# GIVEN RECORDS
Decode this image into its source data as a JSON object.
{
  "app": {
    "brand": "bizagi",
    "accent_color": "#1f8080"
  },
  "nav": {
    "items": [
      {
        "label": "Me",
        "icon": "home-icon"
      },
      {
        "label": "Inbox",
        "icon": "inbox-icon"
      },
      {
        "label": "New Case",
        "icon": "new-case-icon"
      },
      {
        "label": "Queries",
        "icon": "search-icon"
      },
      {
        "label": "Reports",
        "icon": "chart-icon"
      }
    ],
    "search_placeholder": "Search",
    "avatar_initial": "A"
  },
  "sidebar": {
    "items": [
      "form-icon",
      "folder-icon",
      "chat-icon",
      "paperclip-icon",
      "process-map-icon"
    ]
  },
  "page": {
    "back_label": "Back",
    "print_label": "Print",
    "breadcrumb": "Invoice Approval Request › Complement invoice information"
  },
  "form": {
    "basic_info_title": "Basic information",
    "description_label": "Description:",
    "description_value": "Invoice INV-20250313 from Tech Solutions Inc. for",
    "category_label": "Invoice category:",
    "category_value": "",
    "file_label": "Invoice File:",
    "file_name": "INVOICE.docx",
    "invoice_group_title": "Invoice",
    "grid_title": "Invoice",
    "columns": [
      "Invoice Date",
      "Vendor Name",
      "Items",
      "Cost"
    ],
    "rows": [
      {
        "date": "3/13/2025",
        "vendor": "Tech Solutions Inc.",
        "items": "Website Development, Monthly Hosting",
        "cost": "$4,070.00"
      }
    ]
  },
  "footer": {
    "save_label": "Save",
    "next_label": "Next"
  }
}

# PROMPT
Output the data above exactly, please, line for line.

# RESULT FOR THIS TASK
Decode this image into its source data as a JSON object.
{
  "app": {
    "brand": "bizagi",
    "accent_color": "#1f8080"
  },
  "nav": {
    "items": [
      {
        "label": "Me",
        "icon": "home-icon"
      },
      {
        "label": "Inbox",
        "icon": "inbox-icon"
      },
      {
        "label": "New Case",
        "icon": "new-case-icon"
      },
      {
        "label": "Queries",
        "icon": "search-icon"
      },
      {
        "label": "Reports",
        "icon": "chart-icon"
      }
    ],
    "search_placeholder": "Search",
    "avatar_initial": "A"
  },
  "sidebar": {
    "items": [
      "form-icon",
      "folder-icon",
      "chat-icon",
      "paperclip-icon",
      "process-map-icon"
    ]
  },
  "page": {
    "back_label": "Back",
    "print_label": "Print",
    "breadcrumb": "Invoice Approval Request › Complement invoice information"
  },
  "form": {
    "basic_info_title": "Basic information",
    "description_label": "Description:",
    "description_value": "Invoice INV-20250313 from Tech Solutions Inc. for",
    "category_label": "Invoice category:",
    "category_value": "",
    "file_label": "Invoice File:",
    "file_name": "INVOICE.docx",
    "invoice_group_title": "Invoice",
    "grid_title": "Invoice",
    "columns": [
      "Invoice Date",
      "Vendor Name",
      "Items",
      "Cost"
    ],
    "rows": [
      {
        "date": "3/13/2025",
        "vendor": "Tech Solutions Inc.",
        "items": "Website Development, Monthly Hosting",
        "cost": "$4,070.00"
      }
    ]
  },
  "footer": {
    "save_label": "Save",
    "next_label": "Next"
  }
}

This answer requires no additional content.